-- start --
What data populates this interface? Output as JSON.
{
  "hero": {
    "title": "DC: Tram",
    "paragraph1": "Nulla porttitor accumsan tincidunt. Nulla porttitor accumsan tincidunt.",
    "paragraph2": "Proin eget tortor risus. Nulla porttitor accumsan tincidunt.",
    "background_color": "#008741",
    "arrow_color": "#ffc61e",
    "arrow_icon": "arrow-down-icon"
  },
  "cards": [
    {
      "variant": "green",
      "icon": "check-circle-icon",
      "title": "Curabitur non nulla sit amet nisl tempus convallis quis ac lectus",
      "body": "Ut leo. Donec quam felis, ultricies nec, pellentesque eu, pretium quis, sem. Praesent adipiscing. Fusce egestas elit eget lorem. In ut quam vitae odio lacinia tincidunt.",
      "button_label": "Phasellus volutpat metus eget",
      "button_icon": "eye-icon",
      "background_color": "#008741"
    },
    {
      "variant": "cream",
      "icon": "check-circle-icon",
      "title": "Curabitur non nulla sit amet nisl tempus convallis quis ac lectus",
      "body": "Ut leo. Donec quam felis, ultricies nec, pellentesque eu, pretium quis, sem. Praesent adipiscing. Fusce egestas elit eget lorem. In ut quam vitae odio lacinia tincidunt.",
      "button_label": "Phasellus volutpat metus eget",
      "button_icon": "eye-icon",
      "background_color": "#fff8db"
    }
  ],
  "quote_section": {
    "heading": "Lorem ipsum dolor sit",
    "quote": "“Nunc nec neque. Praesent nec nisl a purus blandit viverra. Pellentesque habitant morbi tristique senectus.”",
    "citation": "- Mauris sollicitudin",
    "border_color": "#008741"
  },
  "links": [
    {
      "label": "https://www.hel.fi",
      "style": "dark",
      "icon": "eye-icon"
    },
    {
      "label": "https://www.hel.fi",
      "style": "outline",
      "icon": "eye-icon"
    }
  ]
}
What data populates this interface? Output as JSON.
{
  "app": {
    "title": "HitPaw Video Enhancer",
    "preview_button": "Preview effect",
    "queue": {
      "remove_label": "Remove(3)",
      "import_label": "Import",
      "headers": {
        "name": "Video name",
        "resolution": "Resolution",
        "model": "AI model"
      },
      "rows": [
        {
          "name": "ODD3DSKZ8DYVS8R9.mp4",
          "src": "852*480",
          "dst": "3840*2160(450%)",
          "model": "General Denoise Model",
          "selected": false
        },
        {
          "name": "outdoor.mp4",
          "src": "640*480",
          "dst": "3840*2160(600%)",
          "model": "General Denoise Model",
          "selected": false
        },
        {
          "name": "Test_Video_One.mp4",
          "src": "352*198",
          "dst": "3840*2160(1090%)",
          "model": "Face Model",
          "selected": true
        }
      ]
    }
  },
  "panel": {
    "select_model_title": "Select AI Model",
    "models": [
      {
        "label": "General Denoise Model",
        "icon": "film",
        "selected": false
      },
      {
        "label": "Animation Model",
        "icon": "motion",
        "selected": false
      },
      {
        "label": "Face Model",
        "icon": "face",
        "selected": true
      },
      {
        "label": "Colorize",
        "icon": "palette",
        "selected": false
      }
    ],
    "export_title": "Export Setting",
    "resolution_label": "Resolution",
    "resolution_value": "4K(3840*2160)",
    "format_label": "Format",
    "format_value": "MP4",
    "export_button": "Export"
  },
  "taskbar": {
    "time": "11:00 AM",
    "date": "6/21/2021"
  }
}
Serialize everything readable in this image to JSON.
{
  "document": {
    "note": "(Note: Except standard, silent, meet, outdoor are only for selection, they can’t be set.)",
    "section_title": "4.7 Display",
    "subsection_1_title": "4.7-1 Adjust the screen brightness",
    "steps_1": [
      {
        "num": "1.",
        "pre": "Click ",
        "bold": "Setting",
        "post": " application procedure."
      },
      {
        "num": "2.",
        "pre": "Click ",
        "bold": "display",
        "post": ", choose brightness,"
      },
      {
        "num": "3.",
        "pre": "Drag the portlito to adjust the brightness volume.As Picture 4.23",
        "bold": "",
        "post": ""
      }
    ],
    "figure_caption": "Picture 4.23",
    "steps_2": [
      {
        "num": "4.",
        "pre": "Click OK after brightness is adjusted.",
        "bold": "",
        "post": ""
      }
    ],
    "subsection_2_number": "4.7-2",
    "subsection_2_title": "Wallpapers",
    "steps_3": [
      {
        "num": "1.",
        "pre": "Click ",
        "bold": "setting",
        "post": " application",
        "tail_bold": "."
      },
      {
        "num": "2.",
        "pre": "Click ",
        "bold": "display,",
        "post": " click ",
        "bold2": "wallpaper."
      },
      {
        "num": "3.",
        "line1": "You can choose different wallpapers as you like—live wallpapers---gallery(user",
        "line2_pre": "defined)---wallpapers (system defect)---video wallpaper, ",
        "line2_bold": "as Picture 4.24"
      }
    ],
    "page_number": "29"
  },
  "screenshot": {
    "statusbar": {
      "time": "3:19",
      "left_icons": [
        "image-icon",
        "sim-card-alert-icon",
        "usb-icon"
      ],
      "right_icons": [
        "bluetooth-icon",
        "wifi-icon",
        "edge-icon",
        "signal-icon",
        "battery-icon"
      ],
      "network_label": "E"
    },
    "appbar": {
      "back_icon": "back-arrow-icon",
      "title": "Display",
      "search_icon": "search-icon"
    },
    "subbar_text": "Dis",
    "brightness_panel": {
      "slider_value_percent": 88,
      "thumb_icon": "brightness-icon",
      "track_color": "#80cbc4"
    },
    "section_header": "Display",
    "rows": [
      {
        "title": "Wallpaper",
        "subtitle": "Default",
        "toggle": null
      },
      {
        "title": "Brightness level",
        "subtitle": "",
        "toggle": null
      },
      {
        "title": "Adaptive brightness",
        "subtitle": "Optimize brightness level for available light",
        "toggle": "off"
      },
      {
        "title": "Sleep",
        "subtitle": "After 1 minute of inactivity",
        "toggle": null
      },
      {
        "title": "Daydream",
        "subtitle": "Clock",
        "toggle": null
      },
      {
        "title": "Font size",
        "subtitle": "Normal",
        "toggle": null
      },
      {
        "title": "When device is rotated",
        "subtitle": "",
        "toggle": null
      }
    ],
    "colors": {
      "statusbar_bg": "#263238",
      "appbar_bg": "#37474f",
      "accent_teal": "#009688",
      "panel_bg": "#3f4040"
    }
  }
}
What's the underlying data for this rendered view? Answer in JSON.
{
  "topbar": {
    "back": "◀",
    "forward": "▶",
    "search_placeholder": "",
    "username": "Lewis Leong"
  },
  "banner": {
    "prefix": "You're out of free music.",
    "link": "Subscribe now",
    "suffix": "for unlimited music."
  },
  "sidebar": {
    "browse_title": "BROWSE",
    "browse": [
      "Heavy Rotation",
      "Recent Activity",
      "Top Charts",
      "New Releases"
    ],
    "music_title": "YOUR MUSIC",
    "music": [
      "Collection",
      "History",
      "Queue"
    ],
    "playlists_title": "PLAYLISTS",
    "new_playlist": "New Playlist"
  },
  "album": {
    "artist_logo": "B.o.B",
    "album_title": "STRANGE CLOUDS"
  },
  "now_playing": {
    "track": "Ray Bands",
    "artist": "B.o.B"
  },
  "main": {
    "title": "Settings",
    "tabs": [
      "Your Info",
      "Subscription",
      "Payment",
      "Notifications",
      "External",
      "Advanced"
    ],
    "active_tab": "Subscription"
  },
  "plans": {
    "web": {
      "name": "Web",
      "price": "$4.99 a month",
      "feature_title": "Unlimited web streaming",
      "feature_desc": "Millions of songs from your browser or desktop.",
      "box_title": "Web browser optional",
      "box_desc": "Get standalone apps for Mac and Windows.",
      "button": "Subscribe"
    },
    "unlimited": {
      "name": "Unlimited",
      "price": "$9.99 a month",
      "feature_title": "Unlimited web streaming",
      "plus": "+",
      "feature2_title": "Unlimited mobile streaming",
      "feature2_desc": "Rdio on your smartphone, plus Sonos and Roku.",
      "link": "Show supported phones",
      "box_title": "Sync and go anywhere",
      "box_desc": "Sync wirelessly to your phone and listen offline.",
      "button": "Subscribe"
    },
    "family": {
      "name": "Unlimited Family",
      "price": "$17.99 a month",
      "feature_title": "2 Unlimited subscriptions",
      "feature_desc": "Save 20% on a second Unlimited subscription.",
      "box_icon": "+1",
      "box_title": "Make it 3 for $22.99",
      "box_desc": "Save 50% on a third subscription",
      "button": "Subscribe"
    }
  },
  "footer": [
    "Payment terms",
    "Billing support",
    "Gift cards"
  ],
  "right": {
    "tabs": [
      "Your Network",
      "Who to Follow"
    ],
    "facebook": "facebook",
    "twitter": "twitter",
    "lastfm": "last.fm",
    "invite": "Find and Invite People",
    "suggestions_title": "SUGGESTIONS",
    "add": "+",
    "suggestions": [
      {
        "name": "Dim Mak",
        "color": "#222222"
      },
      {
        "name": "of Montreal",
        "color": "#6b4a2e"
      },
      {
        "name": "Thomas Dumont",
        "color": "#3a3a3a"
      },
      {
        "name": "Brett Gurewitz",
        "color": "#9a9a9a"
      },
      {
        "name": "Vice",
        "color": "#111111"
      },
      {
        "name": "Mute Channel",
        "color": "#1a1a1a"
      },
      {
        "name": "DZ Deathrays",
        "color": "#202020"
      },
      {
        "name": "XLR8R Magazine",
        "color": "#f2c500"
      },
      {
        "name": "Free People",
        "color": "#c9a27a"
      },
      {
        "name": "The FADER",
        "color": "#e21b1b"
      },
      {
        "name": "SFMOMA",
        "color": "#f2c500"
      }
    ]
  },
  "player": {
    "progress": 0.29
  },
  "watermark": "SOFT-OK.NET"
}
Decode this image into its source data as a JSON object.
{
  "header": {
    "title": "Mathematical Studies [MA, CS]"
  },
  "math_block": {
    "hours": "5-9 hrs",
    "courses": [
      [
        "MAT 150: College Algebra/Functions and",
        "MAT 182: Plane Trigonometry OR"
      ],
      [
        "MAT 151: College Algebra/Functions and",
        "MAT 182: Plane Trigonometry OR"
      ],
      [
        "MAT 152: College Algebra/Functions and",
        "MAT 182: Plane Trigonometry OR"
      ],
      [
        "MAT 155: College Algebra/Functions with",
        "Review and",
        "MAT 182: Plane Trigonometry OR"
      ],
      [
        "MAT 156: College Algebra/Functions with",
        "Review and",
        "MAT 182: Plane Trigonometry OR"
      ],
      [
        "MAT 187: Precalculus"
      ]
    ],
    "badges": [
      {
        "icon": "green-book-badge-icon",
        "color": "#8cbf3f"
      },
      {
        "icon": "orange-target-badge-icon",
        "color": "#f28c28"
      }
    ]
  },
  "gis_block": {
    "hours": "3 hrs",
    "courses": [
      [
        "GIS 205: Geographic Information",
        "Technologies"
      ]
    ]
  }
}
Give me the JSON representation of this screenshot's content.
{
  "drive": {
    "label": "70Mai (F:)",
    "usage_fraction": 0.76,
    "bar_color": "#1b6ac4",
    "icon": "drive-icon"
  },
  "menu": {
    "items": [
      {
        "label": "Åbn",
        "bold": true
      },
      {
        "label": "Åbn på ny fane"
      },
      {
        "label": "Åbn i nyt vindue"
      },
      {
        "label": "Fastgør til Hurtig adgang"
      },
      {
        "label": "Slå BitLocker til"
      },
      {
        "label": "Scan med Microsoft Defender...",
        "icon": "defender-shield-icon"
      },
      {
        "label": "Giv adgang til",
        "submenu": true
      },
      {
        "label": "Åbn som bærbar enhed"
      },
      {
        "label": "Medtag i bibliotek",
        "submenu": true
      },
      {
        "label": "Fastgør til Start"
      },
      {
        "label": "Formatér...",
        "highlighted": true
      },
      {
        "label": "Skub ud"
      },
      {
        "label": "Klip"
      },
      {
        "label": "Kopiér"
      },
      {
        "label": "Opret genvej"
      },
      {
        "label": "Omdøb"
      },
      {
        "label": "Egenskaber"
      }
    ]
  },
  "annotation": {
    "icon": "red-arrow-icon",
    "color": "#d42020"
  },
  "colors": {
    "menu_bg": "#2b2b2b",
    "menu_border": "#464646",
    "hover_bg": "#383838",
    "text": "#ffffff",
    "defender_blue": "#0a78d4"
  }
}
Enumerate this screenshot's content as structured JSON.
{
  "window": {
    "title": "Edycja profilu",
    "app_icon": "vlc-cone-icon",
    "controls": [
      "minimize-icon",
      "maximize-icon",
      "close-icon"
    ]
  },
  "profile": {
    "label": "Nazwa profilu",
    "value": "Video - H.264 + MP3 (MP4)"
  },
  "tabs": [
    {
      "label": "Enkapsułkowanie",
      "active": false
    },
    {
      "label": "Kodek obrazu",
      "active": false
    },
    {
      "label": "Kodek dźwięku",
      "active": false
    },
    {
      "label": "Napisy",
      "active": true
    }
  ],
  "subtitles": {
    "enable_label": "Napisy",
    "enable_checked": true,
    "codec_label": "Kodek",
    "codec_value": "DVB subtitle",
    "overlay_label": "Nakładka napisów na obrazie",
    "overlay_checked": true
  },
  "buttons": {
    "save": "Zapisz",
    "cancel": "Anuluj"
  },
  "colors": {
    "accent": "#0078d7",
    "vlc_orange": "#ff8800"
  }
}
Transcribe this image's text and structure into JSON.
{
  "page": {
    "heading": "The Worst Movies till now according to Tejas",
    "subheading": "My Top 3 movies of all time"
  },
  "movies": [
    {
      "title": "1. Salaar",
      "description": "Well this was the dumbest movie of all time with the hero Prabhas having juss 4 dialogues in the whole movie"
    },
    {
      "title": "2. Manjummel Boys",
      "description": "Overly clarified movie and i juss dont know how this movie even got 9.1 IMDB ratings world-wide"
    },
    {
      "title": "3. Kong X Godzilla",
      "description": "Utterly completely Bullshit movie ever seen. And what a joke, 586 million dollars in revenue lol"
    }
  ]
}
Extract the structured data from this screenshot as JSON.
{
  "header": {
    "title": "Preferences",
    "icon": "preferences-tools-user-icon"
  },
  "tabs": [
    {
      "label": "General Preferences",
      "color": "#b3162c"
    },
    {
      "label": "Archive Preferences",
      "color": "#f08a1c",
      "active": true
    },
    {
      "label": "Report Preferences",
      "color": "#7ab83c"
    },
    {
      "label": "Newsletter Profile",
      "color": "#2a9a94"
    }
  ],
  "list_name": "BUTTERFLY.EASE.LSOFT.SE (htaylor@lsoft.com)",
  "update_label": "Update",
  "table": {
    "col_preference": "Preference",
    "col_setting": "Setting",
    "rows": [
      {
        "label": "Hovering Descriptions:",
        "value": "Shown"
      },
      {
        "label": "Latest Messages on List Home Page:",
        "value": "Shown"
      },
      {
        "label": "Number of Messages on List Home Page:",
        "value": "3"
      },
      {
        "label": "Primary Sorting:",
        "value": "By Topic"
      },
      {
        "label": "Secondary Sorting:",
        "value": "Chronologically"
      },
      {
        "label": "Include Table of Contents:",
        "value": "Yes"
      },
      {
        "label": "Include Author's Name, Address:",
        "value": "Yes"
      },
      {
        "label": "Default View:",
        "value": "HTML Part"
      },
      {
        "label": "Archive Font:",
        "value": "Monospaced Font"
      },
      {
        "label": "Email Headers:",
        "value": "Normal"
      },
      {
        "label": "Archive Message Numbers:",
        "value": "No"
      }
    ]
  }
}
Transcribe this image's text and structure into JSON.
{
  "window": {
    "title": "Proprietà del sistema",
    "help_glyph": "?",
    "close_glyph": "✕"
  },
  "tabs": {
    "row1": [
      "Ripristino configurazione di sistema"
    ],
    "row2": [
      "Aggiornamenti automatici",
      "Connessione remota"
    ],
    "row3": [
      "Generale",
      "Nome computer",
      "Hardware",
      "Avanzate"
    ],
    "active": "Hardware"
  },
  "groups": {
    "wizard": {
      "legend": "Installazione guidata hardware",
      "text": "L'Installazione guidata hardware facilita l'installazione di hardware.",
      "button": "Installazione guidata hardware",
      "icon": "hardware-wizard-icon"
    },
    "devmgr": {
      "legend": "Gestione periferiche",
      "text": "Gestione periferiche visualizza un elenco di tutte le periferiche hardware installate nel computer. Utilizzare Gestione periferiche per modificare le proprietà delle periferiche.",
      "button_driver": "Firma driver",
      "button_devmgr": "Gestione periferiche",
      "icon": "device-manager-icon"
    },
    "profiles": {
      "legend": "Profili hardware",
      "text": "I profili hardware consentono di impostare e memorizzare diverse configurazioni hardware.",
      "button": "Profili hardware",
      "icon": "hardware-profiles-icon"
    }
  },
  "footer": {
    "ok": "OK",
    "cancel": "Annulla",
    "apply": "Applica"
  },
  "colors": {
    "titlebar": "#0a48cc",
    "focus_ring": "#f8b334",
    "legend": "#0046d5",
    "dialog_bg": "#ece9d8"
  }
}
-- end --
◆ **GIVEN PROBLEM**:
Extract each line holding the word "legend" from the records.

◆ **CORRECT RESPONSE**:
      "legend": "Installazione guidata hardware",
      "legend": "Gestione periferiche",
      "legend": "Profili hardware",
    "legend": "#0046d5",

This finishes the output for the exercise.